Stored records:
↓↓↓
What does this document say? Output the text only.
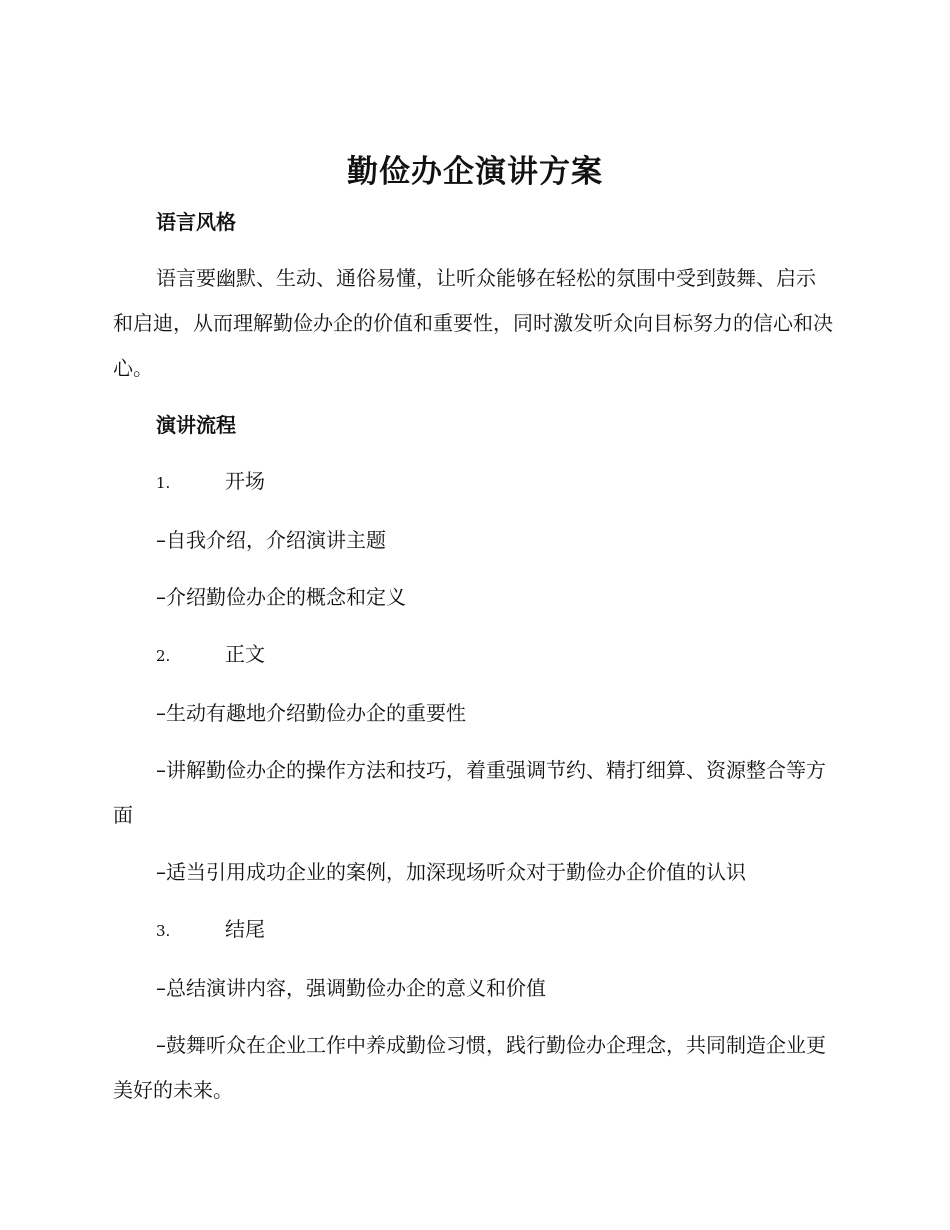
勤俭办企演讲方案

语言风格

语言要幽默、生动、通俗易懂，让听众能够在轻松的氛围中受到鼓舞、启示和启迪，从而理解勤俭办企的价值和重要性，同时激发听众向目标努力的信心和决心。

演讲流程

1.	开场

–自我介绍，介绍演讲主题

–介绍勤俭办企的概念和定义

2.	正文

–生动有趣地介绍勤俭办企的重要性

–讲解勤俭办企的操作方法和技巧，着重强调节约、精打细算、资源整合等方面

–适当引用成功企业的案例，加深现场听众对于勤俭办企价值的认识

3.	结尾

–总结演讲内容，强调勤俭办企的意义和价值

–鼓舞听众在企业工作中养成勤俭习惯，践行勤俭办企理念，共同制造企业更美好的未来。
↑↑↑
§ Prompt
Output the data exactly. Pictures don't belong in the result.

§ Answer for the task
What does this document say? Output the text only.
勤俭办企演讲方案

语言风格

语言要幽默、生动、通俗易懂，让听众能够在轻松的氛围中受到鼓舞、启示和启迪，从而理解勤俭办企的价值和重要性，同时激发听众向目标努力的信心和决心。

演讲流程

1.	开场

–自我介绍，介绍演讲主题

–介绍勤俭办企的概念和定义

2.	正文

–生动有趣地介绍勤俭办企的重要性

–讲解勤俭办企的操作方法和技巧，着重强调节约、精打细算、资源整合等方面

–适当引用成功企业的案例，加深现场听众对于勤俭办企价值的认识

3.	结尾

–总结演讲内容，强调勤俭办企的意义和价值

–鼓舞听众在企业工作中养成勤俭习惯，践行勤俭办企理念，共同制造企业更美好的未来。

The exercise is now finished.